(Data entries)
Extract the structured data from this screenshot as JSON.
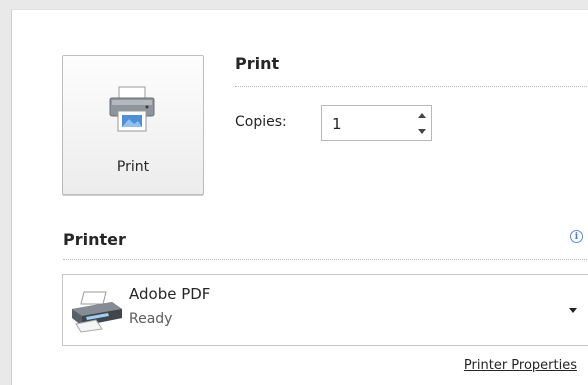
{
  "print_section": {
    "title": "Print",
    "button_label": "Print",
    "copies_label": "Copies:",
    "copies_value": "1"
  },
  "printer_section": {
    "title": "Printer",
    "info_glyph": "i",
    "selected_printer": {
      "name": "Adobe PDF",
      "status": "Ready",
      "icon": "printer-device-icon"
    },
    "properties_link": "Printer Properties"
  },
  "icons": {
    "print_button_icon": "printer-icon",
    "info_icon": "info-icon",
    "dropdown_icon": "chevron-down-icon"
  },
  "colors": {
    "background": "#e9e9e9",
    "panel": "#ffffff",
    "accent": "#3f7fcf"
  }
}
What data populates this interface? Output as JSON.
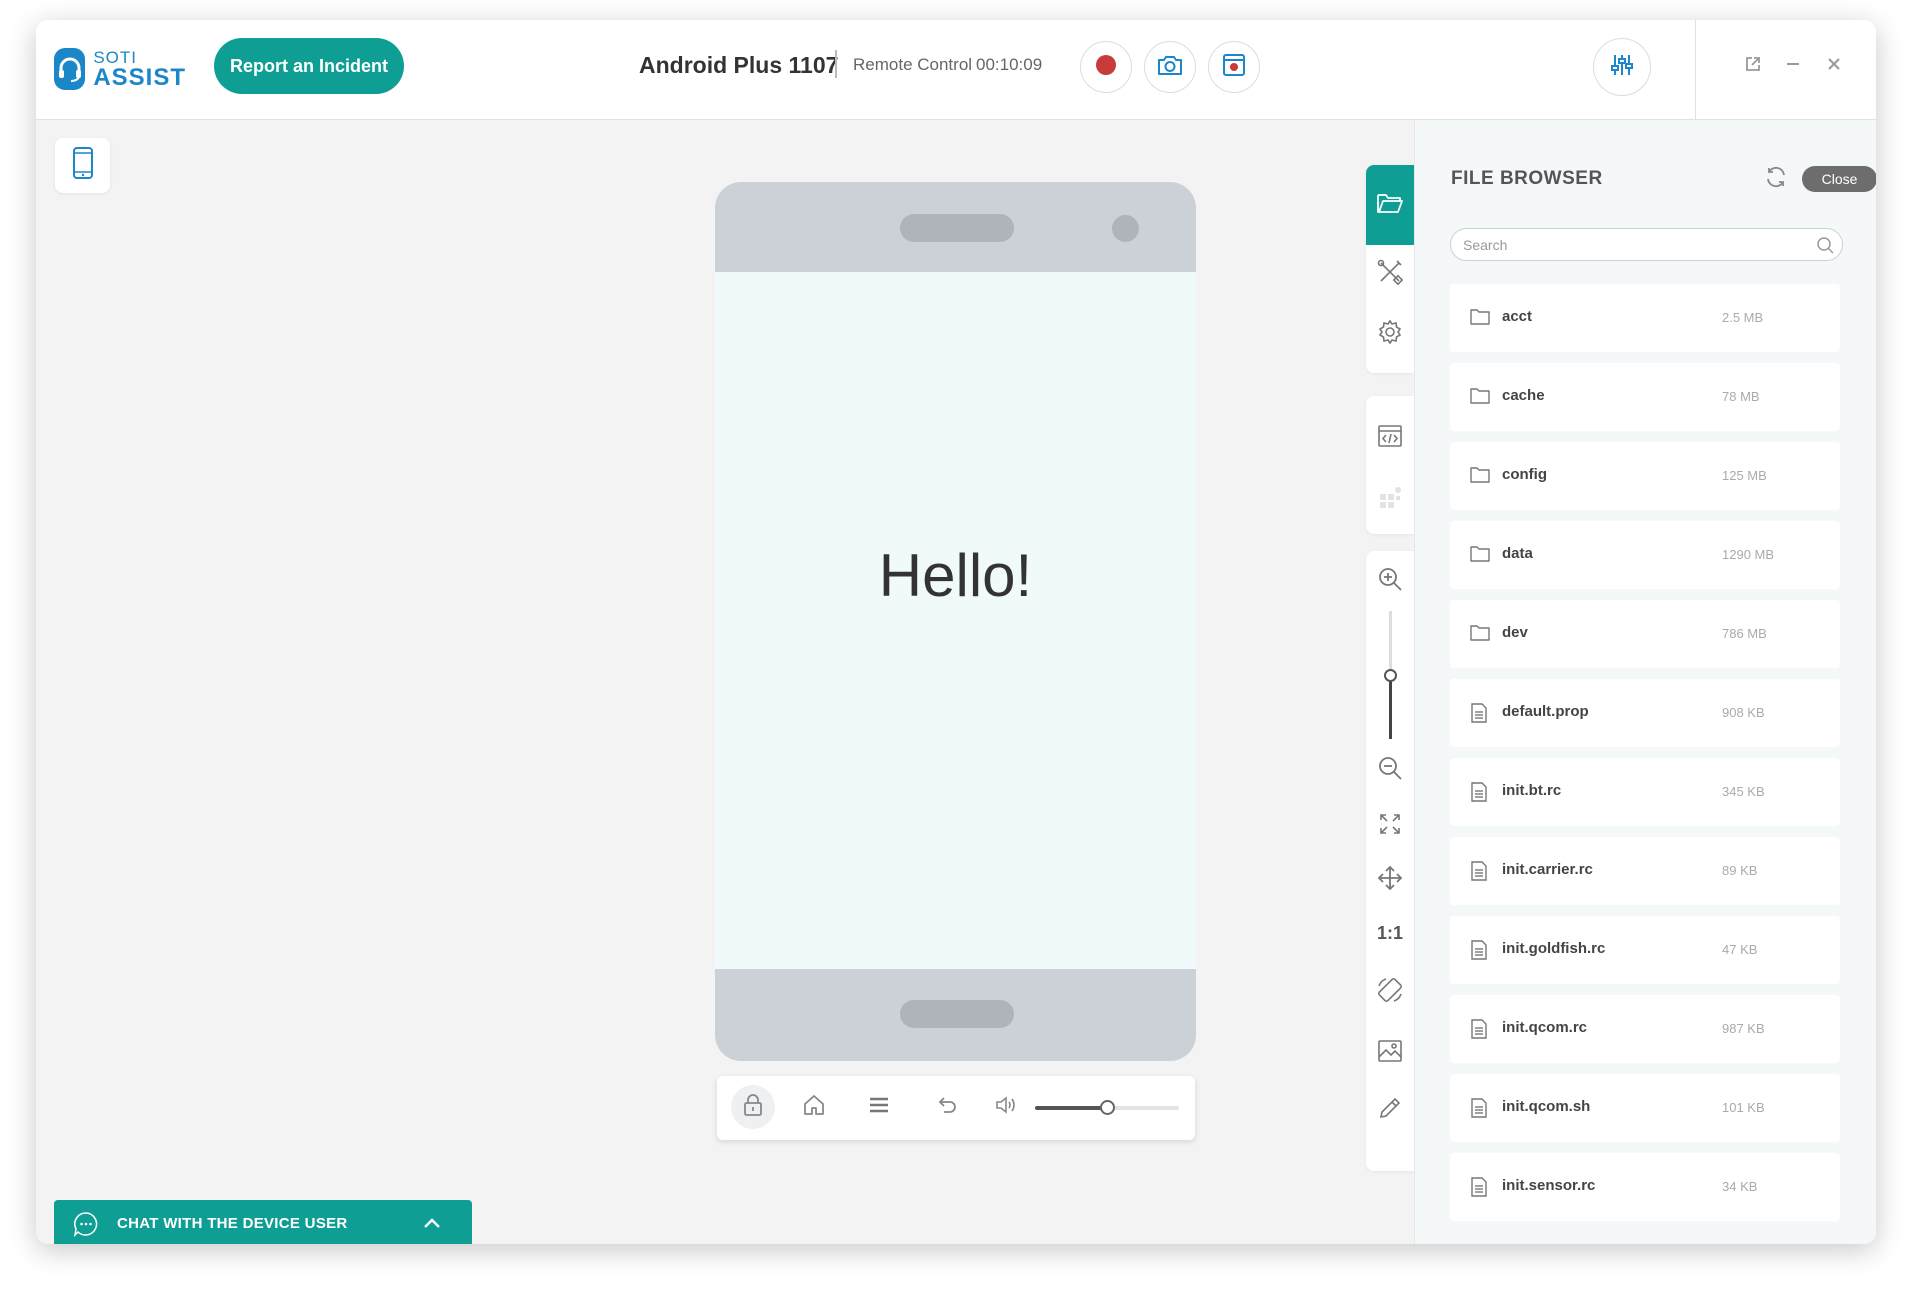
{
  "header": {
    "logo_line1": "SOTI",
    "logo_line2": "ASSIST",
    "report_button": "Report an Incident",
    "device_name": "Android Plus 1107",
    "mode": "Remote Control",
    "timer": "00:10:09"
  },
  "phone": {
    "screen_text": "Hello!"
  },
  "device_toolbar": {
    "volume_level": 0.5
  },
  "side_toolbar": {
    "ratio_label": "1:1",
    "zoom_level": 0.5
  },
  "file_browser": {
    "title": "FILE BROWSER",
    "close_label": "Close",
    "search_placeholder": "Search",
    "items": [
      {
        "name": "acct",
        "size": "2.5 MB",
        "type": "folder"
      },
      {
        "name": "cache",
        "size": "78 MB",
        "type": "folder"
      },
      {
        "name": "config",
        "size": "125 MB",
        "type": "folder"
      },
      {
        "name": "data",
        "size": "1290 MB",
        "type": "folder"
      },
      {
        "name": "dev",
        "size": "786 MB",
        "type": "folder"
      },
      {
        "name": "default.prop",
        "size": "908 KB",
        "type": "file"
      },
      {
        "name": "init.bt.rc",
        "size": "345 KB",
        "type": "file"
      },
      {
        "name": "init.carrier.rc",
        "size": "89 KB",
        "type": "file"
      },
      {
        "name": "init.goldfish.rc",
        "size": "47 KB",
        "type": "file"
      },
      {
        "name": "init.qcom.rc",
        "size": "987 KB",
        "type": "file"
      },
      {
        "name": "init.qcom.sh",
        "size": "101 KB",
        "type": "file"
      },
      {
        "name": "init.sensor.rc",
        "size": "34 KB",
        "type": "file"
      }
    ]
  },
  "chat": {
    "label": "CHAT WITH THE DEVICE USER"
  },
  "colors": {
    "accent": "#0e9e94",
    "brand": "#1b86c8",
    "record": "#c93a3a"
  }
}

§ **Exercise aim**
All the material shown above is to be copied exactly, with no pictures carried over.

§ **Worked answer**
Extract the structured data from this screenshot as JSON.
{
  "print_section": {
    "title": "Print",
    "button_label": "Print",
    "copies_label": "Copies:",
    "copies_value": "1"
  },
  "printer_section": {
    "title": "Printer",
    "info_glyph": "i",
    "selected_printer": {
      "name": "Adobe PDF",
      "status": "Ready",
      "icon": "printer-device-icon"
    },
    "properties_link": "Printer Properties"
  },
  "icons": {
    "print_button_icon": "printer-icon",
    "info_icon": "info-icon",
    "dropdown_icon": "chevron-down-icon"
  },
  "colors": {
    "background": "#e9e9e9",
    "panel": "#ffffff",
    "accent": "#3f7fcf"
  }
}
What data populates this interface? Output as JSON.
{
  "header": {
    "logo_line1": "SOTI",
    "logo_line2": "ASSIST",
    "report_button": "Report an Incident",
    "device_name": "Android Plus 1107",
    "mode": "Remote Control",
    "timer": "00:10:09"
  },
  "phone": {
    "screen_text": "Hello!"
  },
  "device_toolbar": {
    "volume_level": 0.5
  },
  "side_toolbar": {
    "ratio_label": "1:1",
    "zoom_level": 0.5
  },
  "file_browser": {
    "title": "FILE BROWSER",
    "close_label": "Close",
    "search_placeholder": "Search",
    "items": [
      {
        "name": "acct",
        "size": "2.5 MB",
        "type": "folder"
      },
      {
        "name": "cache",
        "size": "78 MB",
        "type": "folder"
      },
      {
        "name": "config",
        "size": "125 MB",
        "type": "folder"
      },
      {
        "name": "data",
        "size": "1290 MB",
        "type": "folder"
      },
      {
        "name": "dev",
        "size": "786 MB",
        "type": "folder"
      },
      {
        "name": "default.prop",
        "size": "908 KB",
        "type": "file"
      },
      {
        "name": "init.bt.rc",
        "size": "345 KB",
        "type": "file"
      },
      {
        "name": "init.carrier.rc",
        "size": "89 KB",
        "type": "file"
      },
      {
        "name": "init.goldfish.rc",
        "size": "47 KB",
        "type": "file"
      },
      {
        "name": "init.qcom.rc",
        "size": "987 KB",
        "type": "file"
      },
      {
        "name": "init.qcom.sh",
        "size": "101 KB",
        "type": "file"
      },
      {
        "name": "init.sensor.rc",
        "size": "34 KB",
        "type": "file"
      }
    ]
  },
  "chat": {
    "label": "CHAT WITH THE DEVICE USER"
  },
  "colors": {
    "accent": "#0e9e94",
    "brand": "#1b86c8",
    "record": "#c93a3a"
  }
}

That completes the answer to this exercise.